[Directions for this task]: Transcribe the records that follow. Keep every word exactly, and drop the pictures.
# start of Records supplied
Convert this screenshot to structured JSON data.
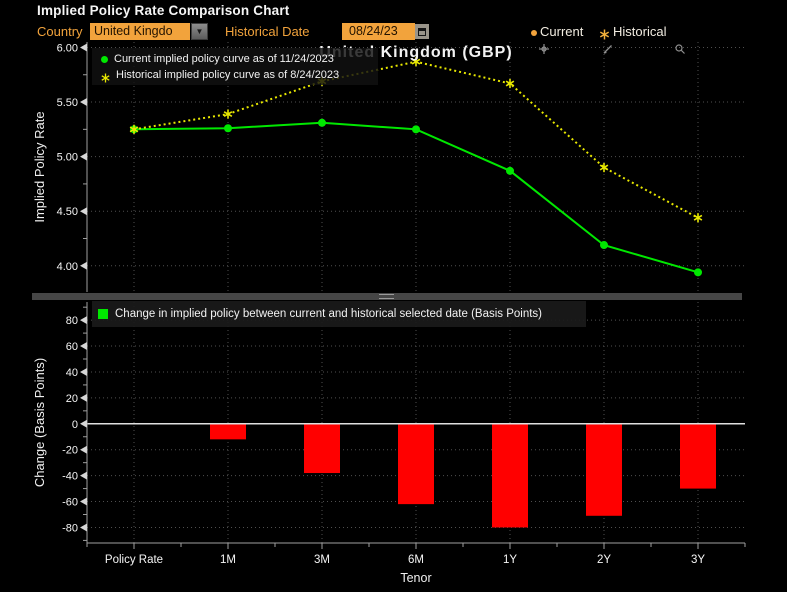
{
  "window": {
    "title": "Implied Policy Rate Comparison Chart"
  },
  "controls": {
    "country_label": "Country",
    "country_value": "United Kingdo",
    "historical_date_label": "Historical Date",
    "historical_date_value": "08/24/23"
  },
  "series_toggle": {
    "current_label": "Current",
    "historical_label": "Historical"
  },
  "toolbar": {
    "track_label": "Track",
    "annotate_label": "Annotate",
    "zoom_label": "Zoom"
  },
  "colors": {
    "amber": "#f2a33c",
    "current_green": "#00e800",
    "historical_yellow": "#ededed00",
    "yellow": "#e8e800",
    "bar_red": "#ff0000",
    "grid": "#4f4f4f",
    "axis": "#9f9f9f",
    "tick_text": "#f5f5f5",
    "zero_line": "#e0e0e0"
  },
  "chart_data": [
    {
      "type": "line",
      "title": "United Kingdom (GBP)",
      "ylabel": "Implied Policy Rate",
      "categories": [
        "Policy Rate",
        "1M",
        "3M",
        "6M",
        "1Y",
        "2Y",
        "3Y"
      ],
      "ylim": [
        3.76,
        6.05
      ],
      "yticks": [
        6.0,
        5.5,
        5.0,
        4.5,
        4.0
      ],
      "ytick_labels": [
        "6.00",
        "5.50",
        "5.00",
        "4.50",
        "4.00"
      ],
      "grid": true,
      "legend_position": "top-left",
      "series": [
        {
          "name": "Current implied policy curve as of 11/24/2023",
          "color": "#00e800",
          "line_style": "solid",
          "marker": "circle",
          "values": [
            5.25,
            5.26,
            5.31,
            5.25,
            4.87,
            4.19,
            3.94
          ]
        },
        {
          "name": "Historical implied policy curve as of 8/24/2023",
          "color": "#e8e800",
          "line_style": "dotted",
          "marker": "asterisk",
          "values": [
            5.25,
            5.39,
            5.69,
            5.87,
            5.67,
            4.9,
            4.44
          ]
        }
      ]
    },
    {
      "type": "bar",
      "legend": "Change in implied policy between current and historical selected date (Basis Points)",
      "ylabel": "Change (Basis Points)",
      "xlabel": "Tenor",
      "categories": [
        "Policy Rate",
        "1M",
        "3M",
        "6M",
        "1Y",
        "2Y",
        "3Y"
      ],
      "values": [
        0,
        -12,
        -38,
        -62,
        -80,
        -71,
        -50
      ],
      "ylim": [
        -92,
        94
      ],
      "yticks": [
        80,
        60,
        40,
        20,
        0,
        -20,
        -40,
        -60,
        -80
      ],
      "ytick_labels": [
        "80",
        "60",
        "40",
        "20",
        "0",
        "-20",
        "-40",
        "-60",
        "-80"
      ],
      "bar_color": "#ff0000",
      "grid": true
    }
  ]
}
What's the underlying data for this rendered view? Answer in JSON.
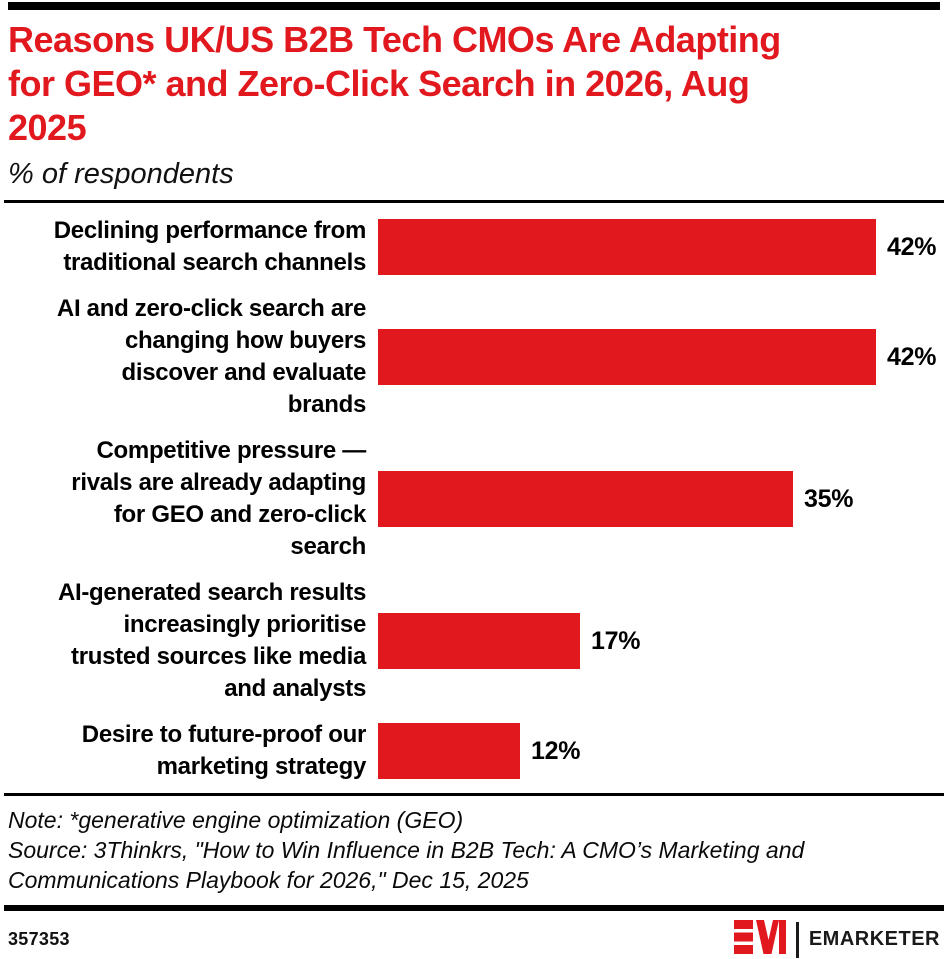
# end of Records supplied
[Solution for this task]:
Convert this screenshot to structured JSON data.
{
  "window": {
    "title": "Implied Policy Rate Comparison Chart"
  },
  "controls": {
    "country_label": "Country",
    "country_value": "United Kingdo",
    "historical_date_label": "Historical Date",
    "historical_date_value": "08/24/23"
  },
  "series_toggle": {
    "current_label": "Current",
    "historical_label": "Historical"
  },
  "toolbar": {
    "track_label": "Track",
    "annotate_label": "Annotate",
    "zoom_label": "Zoom"
  },
  "colors": {
    "amber": "#f2a33c",
    "current_green": "#00e800",
    "historical_yellow": "#ededed00",
    "yellow": "#e8e800",
    "bar_red": "#ff0000",
    "grid": "#4f4f4f",
    "axis": "#9f9f9f",
    "tick_text": "#f5f5f5",
    "zero_line": "#e0e0e0"
  },
  "chart_data": [
    {
      "type": "line",
      "title": "United Kingdom (GBP)",
      "ylabel": "Implied Policy Rate",
      "categories": [
        "Policy Rate",
        "1M",
        "3M",
        "6M",
        "1Y",
        "2Y",
        "3Y"
      ],
      "ylim": [
        3.76,
        6.05
      ],
      "yticks": [
        6.0,
        5.5,
        5.0,
        4.5,
        4.0
      ],
      "ytick_labels": [
        "6.00",
        "5.50",
        "5.00",
        "4.50",
        "4.00"
      ],
      "grid": true,
      "legend_position": "top-left",
      "series": [
        {
          "name": "Current implied policy curve as of 11/24/2023",
          "color": "#00e800",
          "line_style": "solid",
          "marker": "circle",
          "values": [
            5.25,
            5.26,
            5.31,
            5.25,
            4.87,
            4.19,
            3.94
          ]
        },
        {
          "name": "Historical implied policy curve as of 8/24/2023",
          "color": "#e8e800",
          "line_style": "dotted",
          "marker": "asterisk",
          "values": [
            5.25,
            5.39,
            5.69,
            5.87,
            5.67,
            4.9,
            4.44
          ]
        }
      ]
    },
    {
      "type": "bar",
      "legend": "Change in implied policy between current and historical selected date (Basis Points)",
      "ylabel": "Change (Basis Points)",
      "xlabel": "Tenor",
      "categories": [
        "Policy Rate",
        "1M",
        "3M",
        "6M",
        "1Y",
        "2Y",
        "3Y"
      ],
      "values": [
        0,
        -12,
        -38,
        -62,
        -80,
        -71,
        -50
      ],
      "ylim": [
        -92,
        94
      ],
      "yticks": [
        80,
        60,
        40,
        20,
        0,
        -20,
        -40,
        -60,
        -80
      ],
      "ytick_labels": [
        "80",
        "60",
        "40",
        "20",
        "0",
        "-20",
        "-40",
        "-60",
        "-80"
      ],
      "bar_color": "#ff0000",
      "grid": true
    }
  ]
}
What's the underlying data for this rendered view? Answer in JSON.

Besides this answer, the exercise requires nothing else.